EXERCISE DIRECTIONS
Return each line containing the string "nicht".

ENTRIES PROVIDED
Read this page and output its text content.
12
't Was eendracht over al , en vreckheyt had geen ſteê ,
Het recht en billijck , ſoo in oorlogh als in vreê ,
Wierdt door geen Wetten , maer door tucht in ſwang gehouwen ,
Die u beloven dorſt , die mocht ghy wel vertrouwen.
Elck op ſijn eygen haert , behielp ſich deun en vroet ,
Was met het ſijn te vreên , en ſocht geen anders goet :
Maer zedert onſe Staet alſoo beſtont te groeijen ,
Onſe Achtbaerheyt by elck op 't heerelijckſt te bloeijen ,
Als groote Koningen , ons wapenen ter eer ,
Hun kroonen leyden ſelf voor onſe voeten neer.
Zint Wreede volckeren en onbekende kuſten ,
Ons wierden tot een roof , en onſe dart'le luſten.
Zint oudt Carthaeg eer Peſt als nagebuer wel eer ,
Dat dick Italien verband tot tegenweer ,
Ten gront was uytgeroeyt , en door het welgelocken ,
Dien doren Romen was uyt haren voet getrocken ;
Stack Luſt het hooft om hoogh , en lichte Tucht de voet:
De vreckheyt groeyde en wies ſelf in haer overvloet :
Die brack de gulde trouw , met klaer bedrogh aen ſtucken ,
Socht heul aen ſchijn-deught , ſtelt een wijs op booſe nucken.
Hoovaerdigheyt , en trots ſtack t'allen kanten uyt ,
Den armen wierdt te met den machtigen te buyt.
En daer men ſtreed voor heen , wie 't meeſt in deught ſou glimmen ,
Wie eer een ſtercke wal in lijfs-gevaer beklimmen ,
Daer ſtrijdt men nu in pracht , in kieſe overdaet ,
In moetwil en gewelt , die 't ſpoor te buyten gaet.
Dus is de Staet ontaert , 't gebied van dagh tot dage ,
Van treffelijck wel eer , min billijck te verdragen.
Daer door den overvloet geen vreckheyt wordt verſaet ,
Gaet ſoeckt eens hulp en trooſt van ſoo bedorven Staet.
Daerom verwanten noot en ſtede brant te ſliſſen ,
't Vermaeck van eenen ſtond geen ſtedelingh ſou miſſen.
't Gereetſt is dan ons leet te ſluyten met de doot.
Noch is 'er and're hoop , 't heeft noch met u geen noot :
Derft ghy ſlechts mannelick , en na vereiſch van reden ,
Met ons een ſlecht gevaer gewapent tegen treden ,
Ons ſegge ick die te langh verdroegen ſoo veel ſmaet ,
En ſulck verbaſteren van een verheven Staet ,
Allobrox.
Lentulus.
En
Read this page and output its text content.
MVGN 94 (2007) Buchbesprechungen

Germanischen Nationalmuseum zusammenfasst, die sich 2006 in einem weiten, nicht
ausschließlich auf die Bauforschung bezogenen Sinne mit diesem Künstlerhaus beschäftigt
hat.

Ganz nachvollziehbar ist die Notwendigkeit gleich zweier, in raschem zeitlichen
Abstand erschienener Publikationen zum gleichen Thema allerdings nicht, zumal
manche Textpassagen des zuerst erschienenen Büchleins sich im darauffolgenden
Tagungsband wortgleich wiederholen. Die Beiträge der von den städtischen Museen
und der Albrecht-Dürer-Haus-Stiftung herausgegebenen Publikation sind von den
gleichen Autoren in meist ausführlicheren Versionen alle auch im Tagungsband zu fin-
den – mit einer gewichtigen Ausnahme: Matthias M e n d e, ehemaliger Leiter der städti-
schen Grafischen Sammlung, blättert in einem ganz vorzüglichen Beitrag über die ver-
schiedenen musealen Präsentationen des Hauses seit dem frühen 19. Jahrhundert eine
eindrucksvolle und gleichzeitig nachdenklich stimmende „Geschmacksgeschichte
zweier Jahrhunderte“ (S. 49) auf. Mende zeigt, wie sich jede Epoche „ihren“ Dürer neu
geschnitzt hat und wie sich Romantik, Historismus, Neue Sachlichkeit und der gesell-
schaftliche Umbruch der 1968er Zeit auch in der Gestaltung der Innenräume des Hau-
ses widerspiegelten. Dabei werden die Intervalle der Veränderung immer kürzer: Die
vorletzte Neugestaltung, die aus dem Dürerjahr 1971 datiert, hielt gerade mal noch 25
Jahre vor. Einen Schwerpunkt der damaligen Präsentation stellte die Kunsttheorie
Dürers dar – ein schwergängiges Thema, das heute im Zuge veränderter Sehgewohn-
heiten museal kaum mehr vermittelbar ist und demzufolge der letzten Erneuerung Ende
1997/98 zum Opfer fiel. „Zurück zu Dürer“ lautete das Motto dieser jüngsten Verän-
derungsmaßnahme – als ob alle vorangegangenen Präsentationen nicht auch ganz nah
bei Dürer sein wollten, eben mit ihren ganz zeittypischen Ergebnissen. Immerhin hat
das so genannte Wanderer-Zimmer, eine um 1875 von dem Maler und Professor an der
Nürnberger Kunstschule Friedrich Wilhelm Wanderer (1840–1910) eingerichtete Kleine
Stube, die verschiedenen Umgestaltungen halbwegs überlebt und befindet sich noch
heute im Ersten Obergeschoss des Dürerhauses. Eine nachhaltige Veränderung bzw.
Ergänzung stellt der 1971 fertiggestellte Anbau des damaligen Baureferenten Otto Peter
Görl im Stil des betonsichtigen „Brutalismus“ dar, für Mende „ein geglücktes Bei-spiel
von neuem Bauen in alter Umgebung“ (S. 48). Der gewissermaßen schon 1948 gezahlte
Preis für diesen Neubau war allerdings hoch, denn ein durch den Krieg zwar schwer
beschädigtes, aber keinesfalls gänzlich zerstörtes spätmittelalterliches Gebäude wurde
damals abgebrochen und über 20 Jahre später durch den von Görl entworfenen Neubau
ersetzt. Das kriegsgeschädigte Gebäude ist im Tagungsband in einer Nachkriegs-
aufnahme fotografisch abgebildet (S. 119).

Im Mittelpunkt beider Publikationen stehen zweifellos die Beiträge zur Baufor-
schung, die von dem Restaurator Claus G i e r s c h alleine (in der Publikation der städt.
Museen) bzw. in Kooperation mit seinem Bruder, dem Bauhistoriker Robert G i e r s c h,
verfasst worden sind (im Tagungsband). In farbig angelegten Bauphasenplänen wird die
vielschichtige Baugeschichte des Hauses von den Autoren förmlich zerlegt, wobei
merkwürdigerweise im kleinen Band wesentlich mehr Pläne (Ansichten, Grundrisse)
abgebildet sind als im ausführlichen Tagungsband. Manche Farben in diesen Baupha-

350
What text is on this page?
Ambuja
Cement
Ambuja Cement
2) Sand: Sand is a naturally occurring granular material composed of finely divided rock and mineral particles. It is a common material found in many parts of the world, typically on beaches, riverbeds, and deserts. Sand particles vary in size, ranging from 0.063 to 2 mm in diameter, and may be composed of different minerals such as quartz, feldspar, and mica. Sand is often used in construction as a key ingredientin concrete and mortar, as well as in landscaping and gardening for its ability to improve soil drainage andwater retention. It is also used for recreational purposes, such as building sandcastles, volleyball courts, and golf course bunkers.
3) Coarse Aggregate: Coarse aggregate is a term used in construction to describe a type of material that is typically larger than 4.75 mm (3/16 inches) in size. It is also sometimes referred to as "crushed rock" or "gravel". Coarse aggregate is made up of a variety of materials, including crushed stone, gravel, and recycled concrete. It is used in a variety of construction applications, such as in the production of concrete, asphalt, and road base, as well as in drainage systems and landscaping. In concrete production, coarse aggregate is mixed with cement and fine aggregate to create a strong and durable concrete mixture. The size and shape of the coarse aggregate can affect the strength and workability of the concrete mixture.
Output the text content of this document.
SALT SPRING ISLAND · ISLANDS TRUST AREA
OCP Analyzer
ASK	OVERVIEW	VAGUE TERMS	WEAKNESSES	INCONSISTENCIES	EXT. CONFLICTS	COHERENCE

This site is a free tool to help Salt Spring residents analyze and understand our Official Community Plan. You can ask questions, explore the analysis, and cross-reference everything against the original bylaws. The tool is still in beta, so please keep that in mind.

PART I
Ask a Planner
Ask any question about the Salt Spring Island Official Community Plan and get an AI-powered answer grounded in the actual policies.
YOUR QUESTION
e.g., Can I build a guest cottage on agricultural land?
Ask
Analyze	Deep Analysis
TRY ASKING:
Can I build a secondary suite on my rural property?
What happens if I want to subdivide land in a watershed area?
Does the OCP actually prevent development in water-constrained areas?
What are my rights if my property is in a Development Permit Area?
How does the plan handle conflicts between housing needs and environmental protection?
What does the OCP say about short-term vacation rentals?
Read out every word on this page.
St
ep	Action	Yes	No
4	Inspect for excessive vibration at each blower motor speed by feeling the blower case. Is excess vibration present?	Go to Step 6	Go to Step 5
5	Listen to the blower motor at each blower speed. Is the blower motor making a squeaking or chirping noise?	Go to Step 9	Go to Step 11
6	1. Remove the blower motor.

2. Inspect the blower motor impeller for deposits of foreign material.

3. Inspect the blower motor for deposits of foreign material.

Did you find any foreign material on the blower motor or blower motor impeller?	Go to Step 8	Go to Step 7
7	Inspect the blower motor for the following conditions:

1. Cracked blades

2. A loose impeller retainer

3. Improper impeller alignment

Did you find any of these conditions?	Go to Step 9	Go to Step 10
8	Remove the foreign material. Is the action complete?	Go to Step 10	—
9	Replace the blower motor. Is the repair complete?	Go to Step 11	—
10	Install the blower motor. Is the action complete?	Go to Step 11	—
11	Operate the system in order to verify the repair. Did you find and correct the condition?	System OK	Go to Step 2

EXERCISE ANSWER
Germanischen Nationalmuseum zusammenfasst, die sich 2006 in einem weiten, nicht
Abstand erschienener Publikationen zum gleichen Thema allerdings nicht, zumal
derungsmaßnahme – als ob alle vorangegangenen Präsentationen nicht auch ganz nah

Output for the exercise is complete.